* **Task objective**:
Carry on the article about the mental impairment defence in Australian Capital Territory law, starting right after its last line.

Andrew Byrnes Law Group • Jun 08, 2020

I was insane, Your Honour! How does the defence of mental impairment work in Australian Capital Territory law?


Mental impairment is one of the most talked about defences that criminal defendants raise in a court of law. Sometimes, the defence of mental impairment and the way it is perceived in “getting someone off” a crime means the defence makes its way into the media. People tend to think “I’ll just say that I was nuts, and that’ll get me off”.


However, the defence of mental impairment is complicated, and just because you are found not guilty by reason of mental impairment, it does not mean the matter ends there.


In this article, we discuss how mental impairment works as a defence, how it works at sentencing if you raise mental impairment, and why the defence is so complicated.


Mental Impairment as a defence to a crime.

Section 28 of the Criminal Code 2002 provides that a person is not criminally responsible for an offence if, when carrying out the conduct required for the offence, the person was suffering from a mental impairment that had the effect that:

  1. The person did not know the nature and quality of the conduct; or
  2. The person did not know that the conduct was wrong; or
  3. The person could not control the conduct.

* **Source material**:

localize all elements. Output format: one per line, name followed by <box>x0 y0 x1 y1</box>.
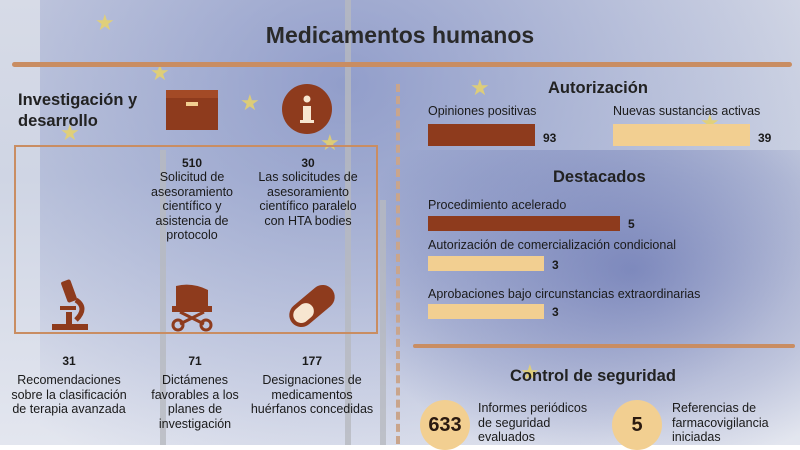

* **Output of the task**:
When considering whether the person knew that the conduct was wrong, Section 28(2) provides that a person does not know that conduct is wrong if the person cannot reason with a moderate degree of sense and composure about whether the conduct, as seen by a reasonable person, is wrong.

When the person raises a defence of mental impairment, they are presumed not to have been suffering from a mental impairment. That presumption of sanity is displaced only if it is proved on the balance of probabilities that the person was suffering from a mental impairment.


So, what is a “mental impairment”?

Section 27 of the Criminal Code 2002 provides that mental impairment includes “senility, intellectual disability, mental illness, brain damage and severe personality disorder”.


Mental illness is defined as an underlying pathological infirmity of the mind, whether of long or short duration and whether permanent or temporary, but does not include a condition (“a reactive condition”) resulting from the reaction of a healthy mind to extraordinary external stimuli. A reactive condition may be evidence of mental illness however if it involves some abnormality and is prone to recur.


All of that being said, it’s not enough of itself to have a mental illness or brain damage. The mental impairment must have the effect that either the person does not know that their conduct was wrong, did not know the nature and quality of their actions, or that they could not control their conduct due to mental impairment.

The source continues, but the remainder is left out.